**WORK INSTRUCTIONS**.
Transcribe the lines below exactly, beginning with the line that holds "Read this page and output its text content." and ending with the final line, both included. Pictures are to be left out.

****

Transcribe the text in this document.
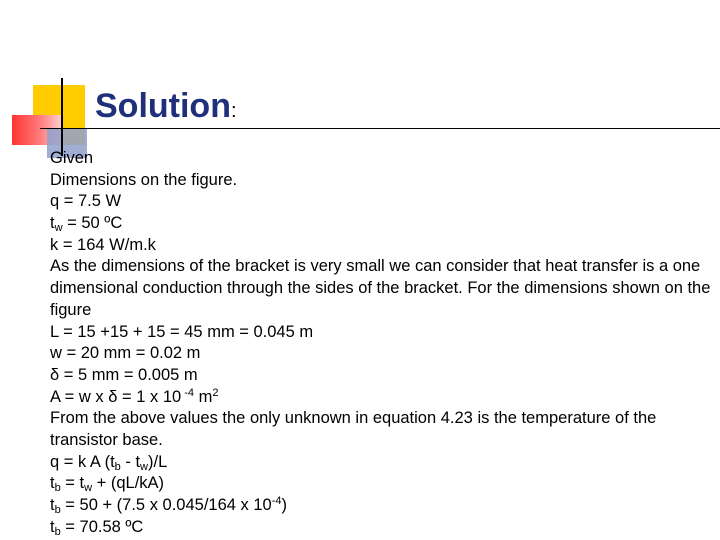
Solution:
Given
Dimensions on the figure.
q = 7.5 W
$t_w = 50$ ºC
k = 164 W/m.k
As the dimensions of the bracket is very small we can consider that heat transfer is a one dimensional conduction through the sides of the bracket. For the dimensions shown on the figure
L = 15 +15 + 15 = 45 mm = 0.045 m
w = 20 mm = 0.02 m
δ = 5 mm = 0.005 m
A = w x δ = 1 x 10 $^{-4}$ $m^2$
From the above values the only unknown in equation 4.23 is the temperature of the transistor base.
q = k A $(t_b - t_w)/L$
$t_b = t_w + (qL/kA)$
$t_b = 50 + (7.5$ x 0.045/164 x $10^{-4}$)
$t_b = 70.58$ ºC
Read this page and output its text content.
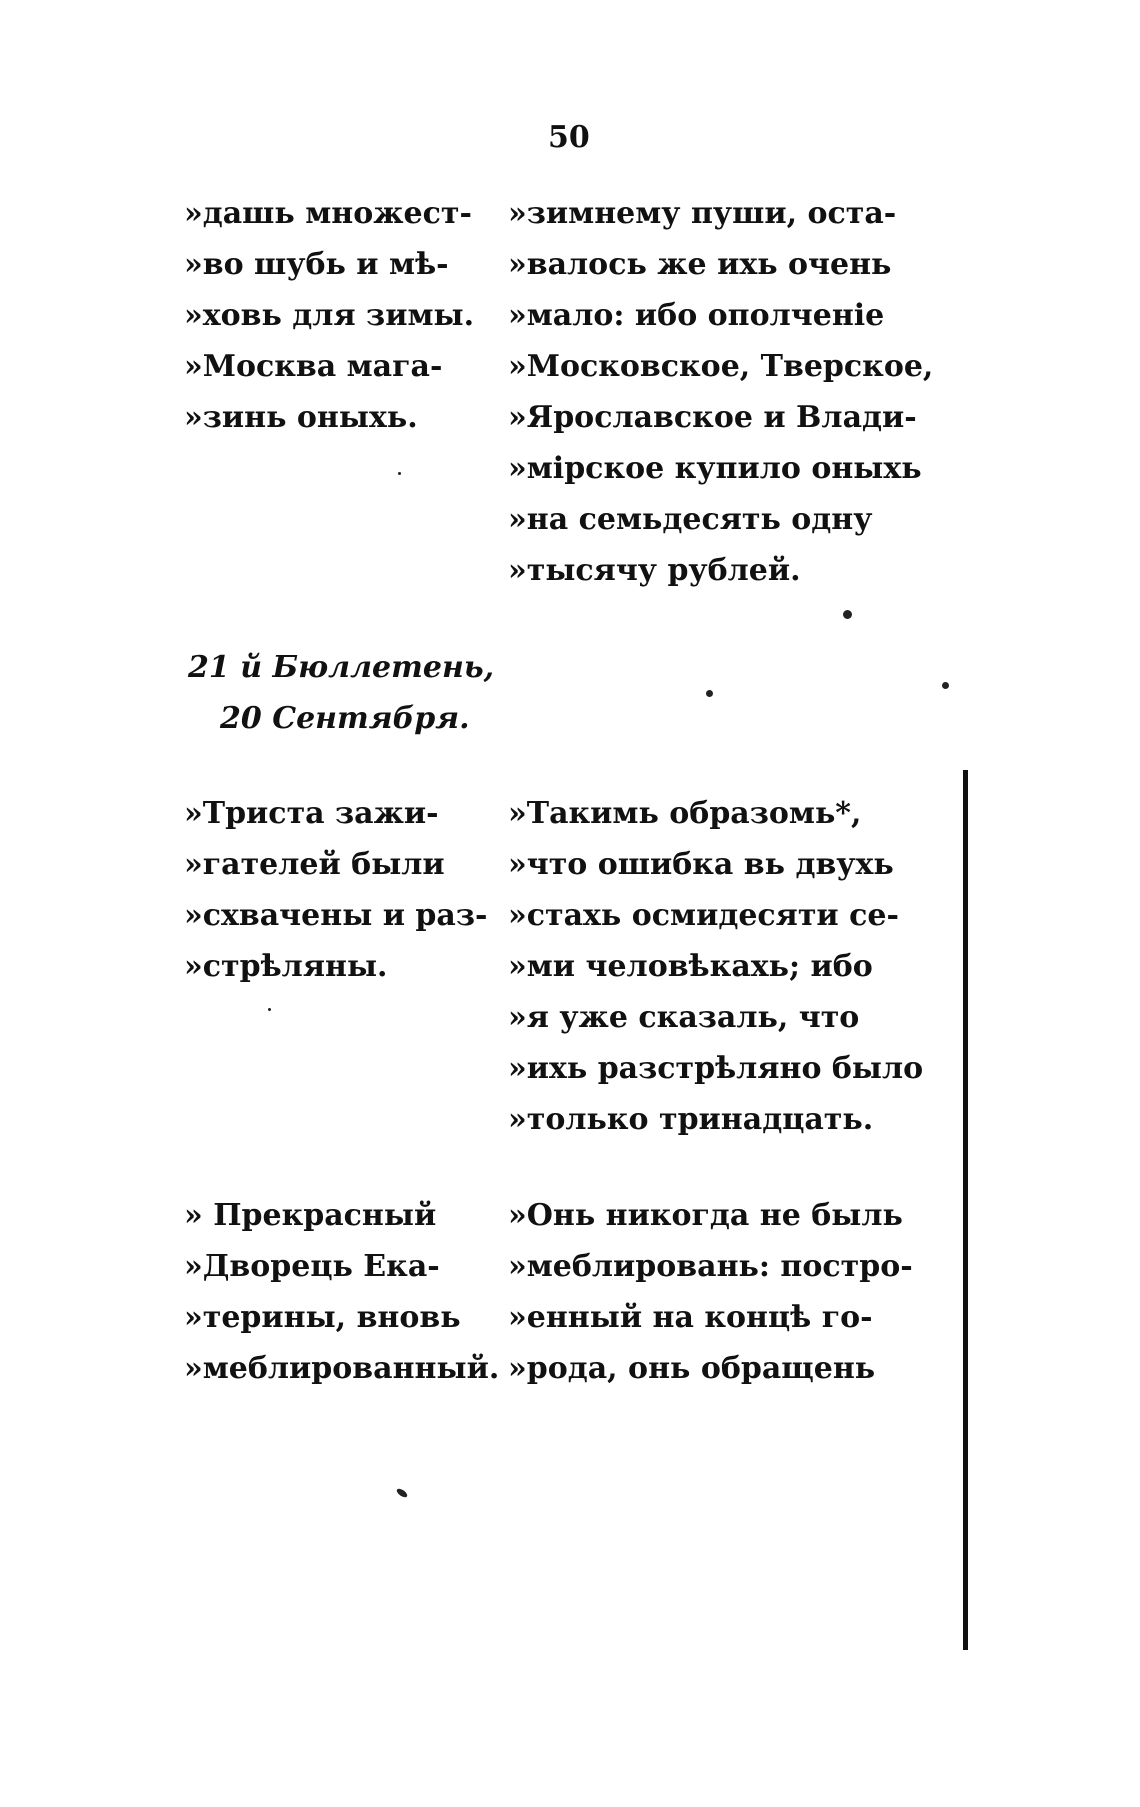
50
»дашь множест-
»во шубь и мѣ-
»ховь для зимы.
»Москва мага-
»зинь оныхь.
»зимнему пуши, оста-
»валось же ихь очень
»мало: ибо ополченіе
»Московское, Тверское,
»Ярославское и Влади-
»мірское купило оныхь
»на семьдесять одну
»тысячу рублей.
21 й Бюллетень,
20 Сентября.
»Триста зажи-
»гателей были
»схвачены и раз-
»стрѣляны.
»Такимь образомь*,
»что ошибка вь двухь
»стахь осмидесяти се-
»ми человѣкахь; ибо
»я уже сказаль, что
»ихь разстрѣляно было
»только тринадцать.
» Прекрасный
»Дворець Ека-
»терины, вновь
»меблированный.
»Онь никогда не быль
»меблировань: постро-
»енный на концѣ го-
»рода, онь обращень
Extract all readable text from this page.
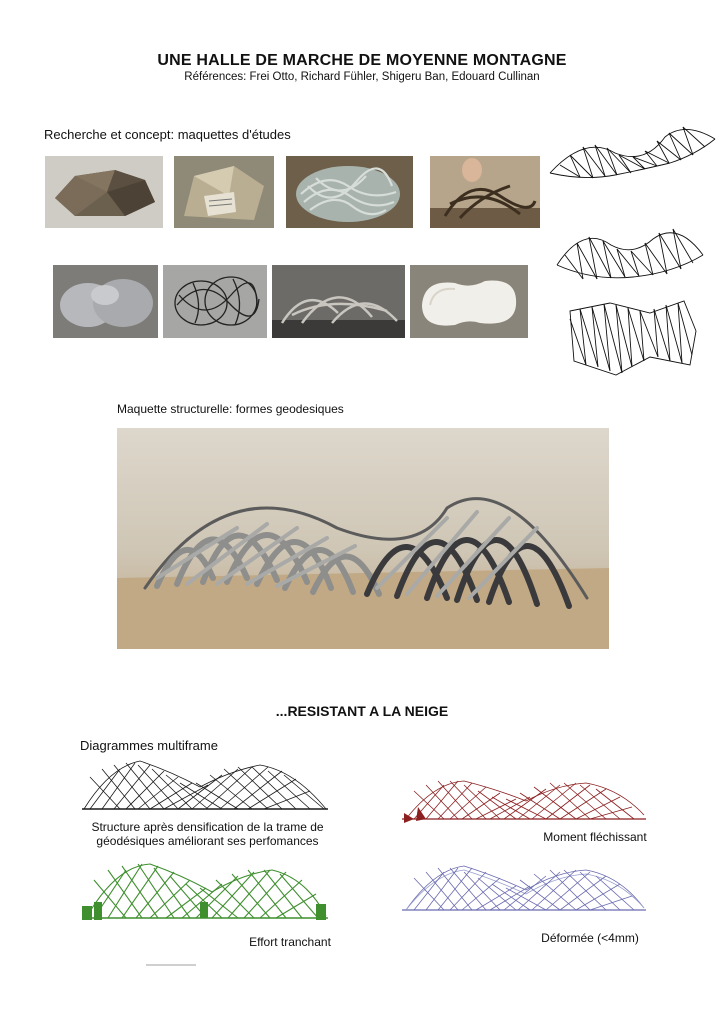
UNE HALLE DE MARCHE DE MOYENNE MONTAGNE
Références: Frei Otto, Richard Fühler, Shigeru Ban, Edouard Cullinan
Recherche et concept: maquettes d'études
Maquette structurelle: formes geodesiques
...RESISTANT A LA NEIGE
Diagrammes multiframe
Structure après densification de la trame de
géodésiques améliorant ses perfomances	Moment fléchissant
Effort tranchant	Déformée (<4mm)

****

**THE ANSWER**.
Read this page and output its text content.
50
»дашь множест-
»во шубь и мѣ-
»ховь для зимы.
»Москва мага-
»зинь оныхь.
»зимнему пуши, оста-
»валось же ихь очень
»мало: ибо ополченіе
»Московское, Тверское,
»Ярославское и Влади-
»мірское купило оныхь
»на семьдесять одну
»тысячу рублей.
21 й Бюллетень,
20 Сентября.
»Триста зажи-
»гателей были
»схвачены и раз-
»стрѣляны.
»Такимь образомь*,
»что ошибка вь двухь
»стахь осмидесяти се-
»ми человѣкахь; ибо
»я уже сказаль, что
»ихь разстрѣляно было
»только тринадцать.
» Прекрасный
»Дворець Ека-
»терины, вновь
»меблированный.
»Онь никогда не быль
»меблировань: постро-
»енный на концѣ го-
»рода, онь обращень
Extract all readable text from this page.
UNE HALLE DE MARCHE DE MOYENNE MONTAGNE
Références: Frei Otto, Richard Fühler, Shigeru Ban, Edouard Cullinan
Recherche et concept: maquettes d'études
Maquette structurelle: formes geodesiques
...RESISTANT A LA NEIGE
Diagrammes multiframe
Structure après densification de la trame de
géodésiques améliorant ses perfomances	Moment fléchissant
Effort tranchant	Déformée (<4mm)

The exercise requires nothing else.